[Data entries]
· · ·
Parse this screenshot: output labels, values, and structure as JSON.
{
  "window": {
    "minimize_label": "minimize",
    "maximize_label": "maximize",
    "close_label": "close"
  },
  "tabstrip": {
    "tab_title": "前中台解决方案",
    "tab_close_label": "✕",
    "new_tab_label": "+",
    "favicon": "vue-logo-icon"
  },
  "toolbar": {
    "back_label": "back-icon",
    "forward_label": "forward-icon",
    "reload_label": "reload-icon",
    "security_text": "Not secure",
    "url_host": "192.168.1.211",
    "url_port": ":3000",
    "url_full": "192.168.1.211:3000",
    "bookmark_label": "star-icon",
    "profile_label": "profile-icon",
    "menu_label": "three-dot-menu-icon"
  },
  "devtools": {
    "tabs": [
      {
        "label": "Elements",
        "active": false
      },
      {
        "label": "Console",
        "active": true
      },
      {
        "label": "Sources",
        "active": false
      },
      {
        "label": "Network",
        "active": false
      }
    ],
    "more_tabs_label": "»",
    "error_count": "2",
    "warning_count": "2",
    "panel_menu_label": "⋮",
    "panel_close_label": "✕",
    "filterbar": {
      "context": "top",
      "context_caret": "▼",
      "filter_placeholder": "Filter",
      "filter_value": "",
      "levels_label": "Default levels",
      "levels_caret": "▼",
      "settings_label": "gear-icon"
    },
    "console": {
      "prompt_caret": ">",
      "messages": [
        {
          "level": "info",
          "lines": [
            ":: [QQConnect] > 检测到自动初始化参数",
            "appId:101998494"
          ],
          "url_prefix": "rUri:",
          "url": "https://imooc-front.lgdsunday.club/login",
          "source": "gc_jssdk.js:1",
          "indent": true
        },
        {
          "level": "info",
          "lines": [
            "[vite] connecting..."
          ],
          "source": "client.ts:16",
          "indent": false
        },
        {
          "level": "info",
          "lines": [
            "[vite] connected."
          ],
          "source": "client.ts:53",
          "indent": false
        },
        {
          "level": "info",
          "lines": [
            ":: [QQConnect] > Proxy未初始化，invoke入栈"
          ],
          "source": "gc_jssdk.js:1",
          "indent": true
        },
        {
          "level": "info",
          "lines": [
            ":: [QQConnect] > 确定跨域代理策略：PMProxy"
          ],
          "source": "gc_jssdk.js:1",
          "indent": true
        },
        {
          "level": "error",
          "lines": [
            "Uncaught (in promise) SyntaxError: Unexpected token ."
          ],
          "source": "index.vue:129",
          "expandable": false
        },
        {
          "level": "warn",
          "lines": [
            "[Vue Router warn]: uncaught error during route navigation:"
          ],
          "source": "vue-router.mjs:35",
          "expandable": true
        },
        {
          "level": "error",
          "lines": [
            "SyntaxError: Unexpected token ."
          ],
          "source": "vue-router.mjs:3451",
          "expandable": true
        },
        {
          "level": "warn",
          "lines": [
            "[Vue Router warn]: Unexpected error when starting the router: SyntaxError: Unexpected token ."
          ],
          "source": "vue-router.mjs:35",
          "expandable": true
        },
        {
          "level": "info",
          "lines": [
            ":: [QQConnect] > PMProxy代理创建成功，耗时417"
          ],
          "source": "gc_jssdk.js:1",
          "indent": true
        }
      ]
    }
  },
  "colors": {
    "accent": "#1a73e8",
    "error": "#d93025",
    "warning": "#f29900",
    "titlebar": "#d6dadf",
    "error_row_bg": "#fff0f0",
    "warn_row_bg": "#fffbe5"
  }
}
· · ·
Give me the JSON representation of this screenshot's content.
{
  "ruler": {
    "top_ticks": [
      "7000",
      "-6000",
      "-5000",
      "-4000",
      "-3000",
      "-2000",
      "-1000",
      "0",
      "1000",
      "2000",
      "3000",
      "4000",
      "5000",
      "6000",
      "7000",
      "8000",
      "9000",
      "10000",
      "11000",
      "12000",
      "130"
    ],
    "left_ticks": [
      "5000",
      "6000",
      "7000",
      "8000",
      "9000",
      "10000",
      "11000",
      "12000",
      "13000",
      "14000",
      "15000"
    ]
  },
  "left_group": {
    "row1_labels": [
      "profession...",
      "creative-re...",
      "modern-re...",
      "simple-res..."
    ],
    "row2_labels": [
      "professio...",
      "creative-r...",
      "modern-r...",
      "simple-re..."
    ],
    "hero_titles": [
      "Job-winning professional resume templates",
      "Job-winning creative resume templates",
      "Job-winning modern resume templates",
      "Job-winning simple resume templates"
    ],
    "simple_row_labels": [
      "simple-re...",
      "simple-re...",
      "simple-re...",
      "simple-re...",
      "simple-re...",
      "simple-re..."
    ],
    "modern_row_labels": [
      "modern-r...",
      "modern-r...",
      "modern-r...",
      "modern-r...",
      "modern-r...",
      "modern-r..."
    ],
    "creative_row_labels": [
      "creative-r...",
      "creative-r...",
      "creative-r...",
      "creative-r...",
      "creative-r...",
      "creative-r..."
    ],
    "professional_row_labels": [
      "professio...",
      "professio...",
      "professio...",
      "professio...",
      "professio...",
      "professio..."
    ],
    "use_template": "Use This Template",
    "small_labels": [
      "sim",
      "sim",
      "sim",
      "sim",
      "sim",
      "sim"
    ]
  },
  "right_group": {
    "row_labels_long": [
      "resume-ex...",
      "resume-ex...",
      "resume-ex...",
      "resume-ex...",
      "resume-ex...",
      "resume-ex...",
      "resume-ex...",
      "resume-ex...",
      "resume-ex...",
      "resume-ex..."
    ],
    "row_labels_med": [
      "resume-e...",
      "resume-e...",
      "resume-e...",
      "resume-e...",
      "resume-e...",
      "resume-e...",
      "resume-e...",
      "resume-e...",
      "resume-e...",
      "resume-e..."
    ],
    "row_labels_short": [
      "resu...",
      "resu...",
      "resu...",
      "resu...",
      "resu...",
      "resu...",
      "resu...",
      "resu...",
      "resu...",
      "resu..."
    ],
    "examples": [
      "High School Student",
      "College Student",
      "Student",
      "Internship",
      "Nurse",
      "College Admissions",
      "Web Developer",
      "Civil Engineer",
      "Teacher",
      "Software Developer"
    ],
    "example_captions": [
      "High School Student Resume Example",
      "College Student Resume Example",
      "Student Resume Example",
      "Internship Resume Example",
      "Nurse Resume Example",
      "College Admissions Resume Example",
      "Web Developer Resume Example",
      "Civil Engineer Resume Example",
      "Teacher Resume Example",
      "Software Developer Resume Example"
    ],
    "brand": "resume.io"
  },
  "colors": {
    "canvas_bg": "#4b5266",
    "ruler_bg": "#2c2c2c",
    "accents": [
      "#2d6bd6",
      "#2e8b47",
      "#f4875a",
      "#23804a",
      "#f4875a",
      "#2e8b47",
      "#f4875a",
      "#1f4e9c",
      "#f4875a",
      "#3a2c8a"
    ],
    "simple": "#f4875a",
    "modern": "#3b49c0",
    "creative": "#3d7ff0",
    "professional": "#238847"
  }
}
· · ·
§ **INSTRUCTIONS TO FOLLOW**
Count the lines in the material above where the string "School" appears, then state only that count.

§ **RESULT**
2